**Exercise directions**:
Search the data below for the string "this". Extract every line that contains it.

start

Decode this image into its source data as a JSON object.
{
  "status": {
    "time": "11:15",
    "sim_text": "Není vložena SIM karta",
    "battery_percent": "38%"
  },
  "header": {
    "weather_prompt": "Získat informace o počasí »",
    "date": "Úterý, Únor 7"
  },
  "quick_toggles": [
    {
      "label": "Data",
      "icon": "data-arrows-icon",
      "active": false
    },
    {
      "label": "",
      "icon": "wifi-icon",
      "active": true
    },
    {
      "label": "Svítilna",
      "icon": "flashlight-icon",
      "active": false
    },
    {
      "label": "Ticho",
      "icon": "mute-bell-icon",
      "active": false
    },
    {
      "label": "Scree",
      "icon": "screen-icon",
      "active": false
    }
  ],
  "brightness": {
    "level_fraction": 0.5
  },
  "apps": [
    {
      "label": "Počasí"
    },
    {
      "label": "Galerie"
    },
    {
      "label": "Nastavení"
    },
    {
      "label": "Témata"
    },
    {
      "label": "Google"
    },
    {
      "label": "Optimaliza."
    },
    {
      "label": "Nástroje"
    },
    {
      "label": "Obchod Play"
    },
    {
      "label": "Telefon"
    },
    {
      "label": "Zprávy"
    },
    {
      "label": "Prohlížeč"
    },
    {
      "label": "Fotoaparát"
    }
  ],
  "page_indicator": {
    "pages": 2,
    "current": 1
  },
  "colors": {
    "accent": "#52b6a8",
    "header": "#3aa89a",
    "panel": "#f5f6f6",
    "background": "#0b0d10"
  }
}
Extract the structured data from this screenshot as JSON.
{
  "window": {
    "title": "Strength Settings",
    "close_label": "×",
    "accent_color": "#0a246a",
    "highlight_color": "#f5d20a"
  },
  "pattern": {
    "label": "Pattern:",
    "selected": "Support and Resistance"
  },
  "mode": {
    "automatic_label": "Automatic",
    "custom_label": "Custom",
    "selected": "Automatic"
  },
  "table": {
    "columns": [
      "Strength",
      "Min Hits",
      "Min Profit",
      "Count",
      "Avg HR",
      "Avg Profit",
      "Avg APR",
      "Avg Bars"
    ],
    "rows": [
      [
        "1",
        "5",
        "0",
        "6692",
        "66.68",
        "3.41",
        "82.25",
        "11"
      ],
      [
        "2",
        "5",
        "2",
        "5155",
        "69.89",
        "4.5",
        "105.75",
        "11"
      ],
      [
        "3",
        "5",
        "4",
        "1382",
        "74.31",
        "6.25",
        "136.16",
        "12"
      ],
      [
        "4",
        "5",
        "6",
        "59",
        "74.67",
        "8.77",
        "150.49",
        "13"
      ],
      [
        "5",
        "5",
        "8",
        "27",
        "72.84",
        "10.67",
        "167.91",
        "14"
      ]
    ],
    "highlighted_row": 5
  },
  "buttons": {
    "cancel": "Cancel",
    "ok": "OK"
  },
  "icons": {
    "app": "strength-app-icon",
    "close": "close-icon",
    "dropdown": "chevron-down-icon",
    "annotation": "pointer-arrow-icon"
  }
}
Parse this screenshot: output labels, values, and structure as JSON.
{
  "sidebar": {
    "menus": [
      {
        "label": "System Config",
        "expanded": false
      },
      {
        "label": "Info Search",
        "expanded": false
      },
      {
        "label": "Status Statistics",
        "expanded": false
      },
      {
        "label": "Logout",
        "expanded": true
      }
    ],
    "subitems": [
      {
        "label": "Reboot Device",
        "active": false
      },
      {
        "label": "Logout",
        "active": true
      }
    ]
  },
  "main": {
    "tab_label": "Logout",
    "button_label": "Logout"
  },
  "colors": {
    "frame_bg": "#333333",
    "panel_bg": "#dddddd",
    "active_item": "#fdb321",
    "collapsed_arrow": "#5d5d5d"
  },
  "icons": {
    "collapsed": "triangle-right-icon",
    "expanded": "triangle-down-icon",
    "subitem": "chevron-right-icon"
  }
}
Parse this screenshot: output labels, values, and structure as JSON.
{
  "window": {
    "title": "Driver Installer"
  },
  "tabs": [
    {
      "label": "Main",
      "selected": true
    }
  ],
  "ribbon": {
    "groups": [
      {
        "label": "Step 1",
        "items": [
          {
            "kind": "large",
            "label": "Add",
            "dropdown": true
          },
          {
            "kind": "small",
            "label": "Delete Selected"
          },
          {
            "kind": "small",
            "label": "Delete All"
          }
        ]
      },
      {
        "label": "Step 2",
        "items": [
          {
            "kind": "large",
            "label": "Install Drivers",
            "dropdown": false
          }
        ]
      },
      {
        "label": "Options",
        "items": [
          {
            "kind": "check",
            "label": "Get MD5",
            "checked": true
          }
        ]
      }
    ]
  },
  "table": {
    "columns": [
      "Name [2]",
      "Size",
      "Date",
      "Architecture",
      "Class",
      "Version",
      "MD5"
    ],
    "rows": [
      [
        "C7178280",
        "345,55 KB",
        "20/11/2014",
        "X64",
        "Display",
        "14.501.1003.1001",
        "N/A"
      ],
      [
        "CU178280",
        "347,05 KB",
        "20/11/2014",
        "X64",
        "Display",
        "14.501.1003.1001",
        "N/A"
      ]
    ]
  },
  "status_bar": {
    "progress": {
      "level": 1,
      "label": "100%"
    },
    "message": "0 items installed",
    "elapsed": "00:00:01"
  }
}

end

**Solution**:
Decode this image into its source data as a JSON object.
Extract the structured data from this screenshot as JSON.
Parse this screenshot: output labels, values, and structure as JSON.
Parse this screenshot: output labels, values, and structure as JSON.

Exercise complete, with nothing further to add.